▶ WHAT YOU WILL DO
Your answer should be a single number: the count of lines holding the word "text".

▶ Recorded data
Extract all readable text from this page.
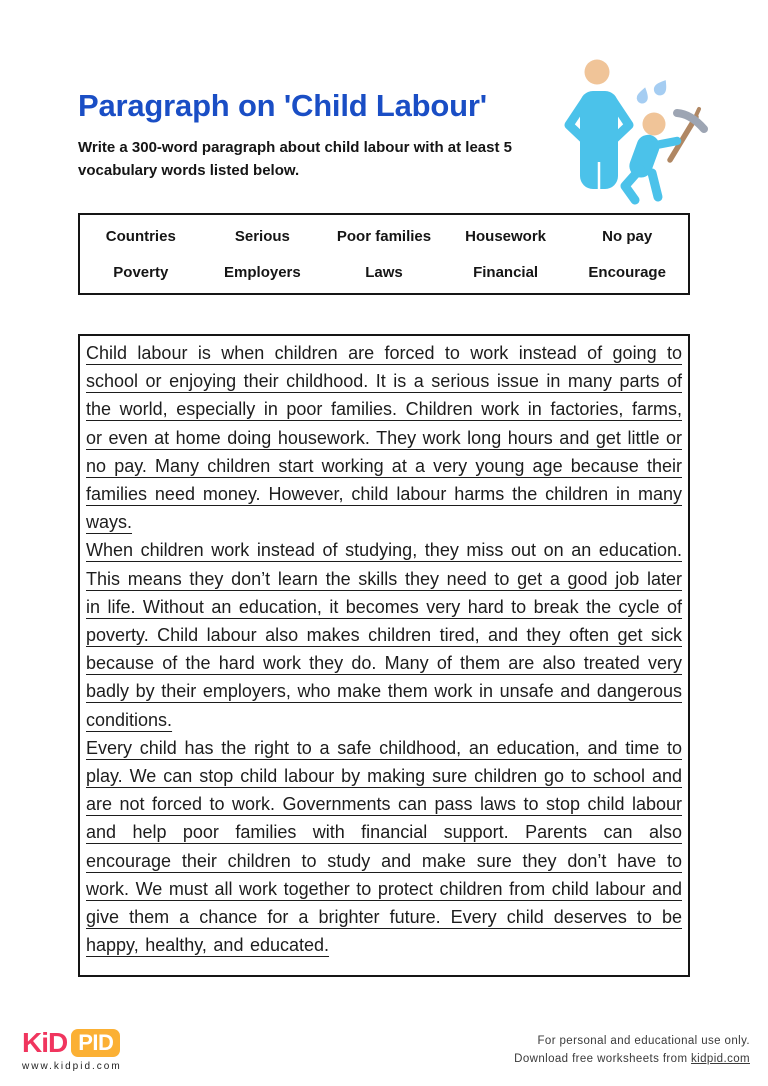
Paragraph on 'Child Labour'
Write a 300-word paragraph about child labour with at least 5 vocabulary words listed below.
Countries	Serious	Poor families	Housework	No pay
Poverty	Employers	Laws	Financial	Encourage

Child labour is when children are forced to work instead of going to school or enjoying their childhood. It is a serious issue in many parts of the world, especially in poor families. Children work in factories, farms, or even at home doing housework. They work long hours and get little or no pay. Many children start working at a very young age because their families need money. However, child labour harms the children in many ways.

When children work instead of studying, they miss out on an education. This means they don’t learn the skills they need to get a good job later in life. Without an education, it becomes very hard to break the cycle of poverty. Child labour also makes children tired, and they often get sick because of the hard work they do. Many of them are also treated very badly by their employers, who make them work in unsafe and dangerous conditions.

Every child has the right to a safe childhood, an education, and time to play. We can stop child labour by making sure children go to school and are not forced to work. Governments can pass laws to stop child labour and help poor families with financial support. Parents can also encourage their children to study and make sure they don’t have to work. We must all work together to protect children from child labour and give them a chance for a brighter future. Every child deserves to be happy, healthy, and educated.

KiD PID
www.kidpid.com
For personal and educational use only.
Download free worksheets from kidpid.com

---

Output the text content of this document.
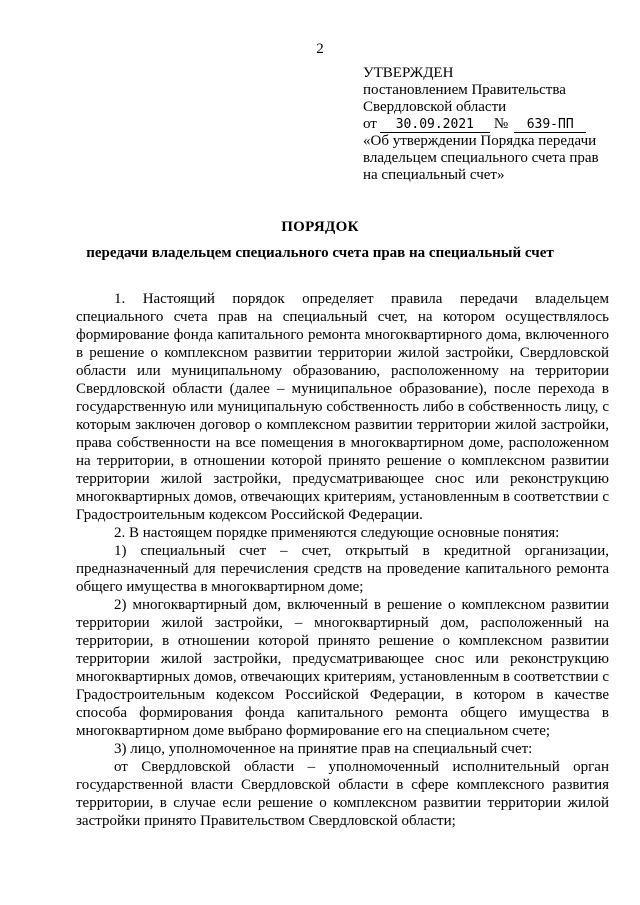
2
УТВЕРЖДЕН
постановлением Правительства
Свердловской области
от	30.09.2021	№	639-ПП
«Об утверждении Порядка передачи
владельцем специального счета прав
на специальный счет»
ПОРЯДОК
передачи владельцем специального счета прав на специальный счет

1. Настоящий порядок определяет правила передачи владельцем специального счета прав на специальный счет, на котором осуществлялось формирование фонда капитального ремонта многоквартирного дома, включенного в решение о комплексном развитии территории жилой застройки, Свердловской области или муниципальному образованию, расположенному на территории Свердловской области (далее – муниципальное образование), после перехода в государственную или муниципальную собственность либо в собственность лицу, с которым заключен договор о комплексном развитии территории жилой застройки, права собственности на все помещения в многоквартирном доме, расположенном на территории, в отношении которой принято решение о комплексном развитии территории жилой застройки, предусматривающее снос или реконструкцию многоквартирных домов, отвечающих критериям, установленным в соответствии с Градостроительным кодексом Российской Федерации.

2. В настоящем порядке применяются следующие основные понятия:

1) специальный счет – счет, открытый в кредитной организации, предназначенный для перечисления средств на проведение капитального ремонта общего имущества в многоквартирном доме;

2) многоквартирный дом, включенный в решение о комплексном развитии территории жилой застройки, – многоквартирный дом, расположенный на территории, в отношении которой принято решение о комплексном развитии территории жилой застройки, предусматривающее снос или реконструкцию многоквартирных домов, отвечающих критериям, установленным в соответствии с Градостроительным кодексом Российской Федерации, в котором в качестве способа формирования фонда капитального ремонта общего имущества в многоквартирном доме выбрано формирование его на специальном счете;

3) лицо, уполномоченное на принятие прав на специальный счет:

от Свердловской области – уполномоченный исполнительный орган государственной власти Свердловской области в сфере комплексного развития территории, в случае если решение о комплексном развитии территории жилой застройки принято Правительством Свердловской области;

▶ COMPLETE OUTPUT
2